◆ TASK:
Repeat the material exactly, leaving nothing out.

◆ RECORDS FOR THIS EXERCISE:
——
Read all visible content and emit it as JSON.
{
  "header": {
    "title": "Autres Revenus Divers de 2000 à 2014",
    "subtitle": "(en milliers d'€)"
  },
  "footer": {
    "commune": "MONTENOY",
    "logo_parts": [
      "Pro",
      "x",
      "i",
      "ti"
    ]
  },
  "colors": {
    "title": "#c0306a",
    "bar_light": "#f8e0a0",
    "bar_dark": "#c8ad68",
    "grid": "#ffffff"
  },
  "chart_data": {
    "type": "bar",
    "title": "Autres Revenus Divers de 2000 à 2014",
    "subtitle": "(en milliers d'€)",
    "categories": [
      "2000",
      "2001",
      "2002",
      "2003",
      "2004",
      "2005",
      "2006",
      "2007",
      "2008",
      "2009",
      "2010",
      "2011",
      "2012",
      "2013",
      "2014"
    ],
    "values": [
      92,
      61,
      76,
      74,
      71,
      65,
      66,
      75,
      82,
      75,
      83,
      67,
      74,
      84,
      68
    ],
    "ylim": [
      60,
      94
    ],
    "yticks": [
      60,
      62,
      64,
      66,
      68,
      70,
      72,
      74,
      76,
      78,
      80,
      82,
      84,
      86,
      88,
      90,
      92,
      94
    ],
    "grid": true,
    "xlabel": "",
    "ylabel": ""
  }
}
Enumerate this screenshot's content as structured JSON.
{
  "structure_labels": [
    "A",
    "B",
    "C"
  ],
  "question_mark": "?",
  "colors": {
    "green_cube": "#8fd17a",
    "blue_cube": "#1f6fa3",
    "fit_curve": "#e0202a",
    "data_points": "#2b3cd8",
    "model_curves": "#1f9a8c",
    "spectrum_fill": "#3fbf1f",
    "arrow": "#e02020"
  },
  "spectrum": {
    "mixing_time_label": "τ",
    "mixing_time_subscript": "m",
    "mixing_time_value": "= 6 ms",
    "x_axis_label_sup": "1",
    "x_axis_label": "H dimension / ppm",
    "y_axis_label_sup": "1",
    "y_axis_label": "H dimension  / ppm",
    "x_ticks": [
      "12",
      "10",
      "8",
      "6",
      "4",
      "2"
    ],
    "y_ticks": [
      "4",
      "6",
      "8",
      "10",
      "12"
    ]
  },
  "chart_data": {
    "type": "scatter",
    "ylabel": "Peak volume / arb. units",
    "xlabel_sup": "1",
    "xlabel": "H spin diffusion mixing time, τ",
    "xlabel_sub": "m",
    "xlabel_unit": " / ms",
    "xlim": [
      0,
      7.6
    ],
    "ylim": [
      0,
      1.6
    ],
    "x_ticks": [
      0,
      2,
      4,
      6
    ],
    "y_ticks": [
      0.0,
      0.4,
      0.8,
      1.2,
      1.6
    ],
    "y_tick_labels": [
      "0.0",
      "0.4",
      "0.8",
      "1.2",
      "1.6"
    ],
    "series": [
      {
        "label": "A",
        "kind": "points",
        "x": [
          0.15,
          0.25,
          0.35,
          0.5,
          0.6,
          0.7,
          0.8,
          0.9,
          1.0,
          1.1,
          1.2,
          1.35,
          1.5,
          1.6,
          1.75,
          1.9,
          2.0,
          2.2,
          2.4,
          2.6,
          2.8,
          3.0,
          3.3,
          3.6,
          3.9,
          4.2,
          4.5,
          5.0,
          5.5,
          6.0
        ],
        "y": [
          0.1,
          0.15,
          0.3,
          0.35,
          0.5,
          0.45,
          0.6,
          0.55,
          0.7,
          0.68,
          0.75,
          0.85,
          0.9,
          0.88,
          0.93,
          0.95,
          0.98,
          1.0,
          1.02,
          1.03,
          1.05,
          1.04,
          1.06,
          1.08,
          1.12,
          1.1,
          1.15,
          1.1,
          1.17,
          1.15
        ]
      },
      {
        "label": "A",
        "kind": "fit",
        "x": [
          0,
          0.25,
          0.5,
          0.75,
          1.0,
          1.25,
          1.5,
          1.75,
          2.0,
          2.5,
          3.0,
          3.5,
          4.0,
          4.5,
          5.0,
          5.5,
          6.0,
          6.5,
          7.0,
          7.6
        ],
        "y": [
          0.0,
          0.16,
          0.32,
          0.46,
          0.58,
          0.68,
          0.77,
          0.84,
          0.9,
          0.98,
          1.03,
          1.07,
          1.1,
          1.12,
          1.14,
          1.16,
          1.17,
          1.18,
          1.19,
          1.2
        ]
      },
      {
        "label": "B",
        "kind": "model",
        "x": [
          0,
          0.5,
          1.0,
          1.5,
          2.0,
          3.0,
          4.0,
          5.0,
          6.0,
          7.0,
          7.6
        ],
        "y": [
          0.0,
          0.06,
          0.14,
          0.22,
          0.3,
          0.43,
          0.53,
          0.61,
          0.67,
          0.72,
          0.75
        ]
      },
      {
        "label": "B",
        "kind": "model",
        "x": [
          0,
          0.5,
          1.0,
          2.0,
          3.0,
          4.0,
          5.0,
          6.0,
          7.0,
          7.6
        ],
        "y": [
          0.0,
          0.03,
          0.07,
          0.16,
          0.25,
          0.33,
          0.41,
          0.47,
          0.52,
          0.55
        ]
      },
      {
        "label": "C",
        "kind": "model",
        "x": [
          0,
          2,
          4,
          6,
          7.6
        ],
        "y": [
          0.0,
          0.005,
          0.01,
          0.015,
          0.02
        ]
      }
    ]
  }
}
——
◆ WRITTEN ANSWER:
Read all visible content and emit it as JSON.
{
  "header": {
    "title": "Autres Revenus Divers de 2000 à 2014",
    "subtitle": "(en milliers d'€)"
  },
  "footer": {
    "commune": "MONTENOY",
    "logo_parts": [
      "Pro",
      "x",
      "i",
      "ti"
    ]
  },
  "colors": {
    "title": "#c0306a",
    "bar_light": "#f8e0a0",
    "bar_dark": "#c8ad68",
    "grid": "#ffffff"
  },
  "chart_data": {
    "type": "bar",
    "title": "Autres Revenus Divers de 2000 à 2014",
    "subtitle": "(en milliers d'€)",
    "categories": [
      "2000",
      "2001",
      "2002",
      "2003",
      "2004",
      "2005",
      "2006",
      "2007",
      "2008",
      "2009",
      "2010",
      "2011",
      "2012",
      "2013",
      "2014"
    ],
    "values": [
      92,
      61,
      76,
      74,
      71,
      65,
      66,
      75,
      82,
      75,
      83,
      67,
      74,
      84,
      68
    ],
    "ylim": [
      60,
      94
    ],
    "yticks": [
      60,
      62,
      64,
      66,
      68,
      70,
      72,
      74,
      76,
      78,
      80,
      82,
      84,
      86,
      88,
      90,
      92,
      94
    ],
    "grid": true,
    "xlabel": "",
    "ylabel": ""
  }
}
Enumerate this screenshot's content as structured JSON.
{
  "structure_labels": [
    "A",
    "B",
    "C"
  ],
  "question_mark": "?",
  "colors": {
    "green_cube": "#8fd17a",
    "blue_cube": "#1f6fa3",
    "fit_curve": "#e0202a",
    "data_points": "#2b3cd8",
    "model_curves": "#1f9a8c",
    "spectrum_fill": "#3fbf1f",
    "arrow": "#e02020"
  },
  "spectrum": {
    "mixing_time_label": "τ",
    "mixing_time_subscript": "m",
    "mixing_time_value": "= 6 ms",
    "x_axis_label_sup": "1",
    "x_axis_label": "H dimension / ppm",
    "y_axis_label_sup": "1",
    "y_axis_label": "H dimension  / ppm",
    "x_ticks": [
      "12",
      "10",
      "8",
      "6",
      "4",
      "2"
    ],
    "y_ticks": [
      "4",
      "6",
      "8",
      "10",
      "12"
    ]
  },
  "chart_data": {
    "type": "scatter",
    "ylabel": "Peak volume / arb. units",
    "xlabel_sup": "1",
    "xlabel": "H spin diffusion mixing time, τ",
    "xlabel_sub": "m",
    "xlabel_unit": " / ms",
    "xlim": [
      0,
      7.6
    ],
    "ylim": [
      0,
      1.6
    ],
    "x_ticks": [
      0,
      2,
      4,
      6
    ],
    "y_ticks": [
      0.0,
      0.4,
      0.8,
      1.2,
      1.6
    ],
    "y_tick_labels": [
      "0.0",
      "0.4",
      "0.8",
      "1.2",
      "1.6"
    ],
    "series": [
      {
        "label": "A",
        "kind": "points",
        "x": [
          0.15,
          0.25,
          0.35,
          0.5,
          0.6,
          0.7,
          0.8,
          0.9,
          1.0,
          1.1,
          1.2,
          1.35,
          1.5,
          1.6,
          1.75,
          1.9,
          2.0,
          2.2,
          2.4,
          2.6,
          2.8,
          3.0,
          3.3,
          3.6,
          3.9,
          4.2,
          4.5,
          5.0,
          5.5,
          6.0
        ],
        "y": [
          0.1,
          0.15,
          0.3,
          0.35,
          0.5,
          0.45,
          0.6,
          0.55,
          0.7,
          0.68,
          0.75,
          0.85,
          0.9,
          0.88,
          0.93,
          0.95,
          0.98,
          1.0,
          1.02,
          1.03,
          1.05,
          1.04,
          1.06,
          1.08,
          1.12,
          1.1,
          1.15,
          1.1,
          1.17,
          1.15
        ]
      },
      {
        "label": "A",
        "kind": "fit",
        "x": [
          0,
          0.25,
          0.5,
          0.75,
          1.0,
          1.25,
          1.5,
          1.75,
          2.0,
          2.5,
          3.0,
          3.5,
          4.0,
          4.5,
          5.0,
          5.5,
          6.0,
          6.5,
          7.0,
          7.6
        ],
        "y": [
          0.0,
          0.16,
          0.32,
          0.46,
          0.58,
          0.68,
          0.77,
          0.84,
          0.9,
          0.98,
          1.03,
          1.07,
          1.1,
          1.12,
          1.14,
          1.16,
          1.17,
          1.18,
          1.19,
          1.2
        ]
      },
      {
        "label": "B",
        "kind": "model",
        "x": [
          0,
          0.5,
          1.0,
          1.5,
          2.0,
          3.0,
          4.0,
          5.0,
          6.0,
          7.0,
          7.6
        ],
        "y": [
          0.0,
          0.06,
          0.14,
          0.22,
          0.3,
          0.43,
          0.53,
          0.61,
          0.67,
          0.72,
          0.75
        ]
      },
      {
        "label": "B",
        "kind": "model",
        "x": [
          0,
          0.5,
          1.0,
          2.0,
          3.0,
          4.0,
          5.0,
          6.0,
          7.0,
          7.6
        ],
        "y": [
          0.0,
          0.03,
          0.07,
          0.16,
          0.25,
          0.33,
          0.41,
          0.47,
          0.52,
          0.55
        ]
      },
      {
        "label": "C",
        "kind": "model",
        "x": [
          0,
          2,
          4,
          6,
          7.6
        ],
        "y": [
          0.0,
          0.005,
          0.01,
          0.015,
          0.02
        ]
      }
    ]
  }
}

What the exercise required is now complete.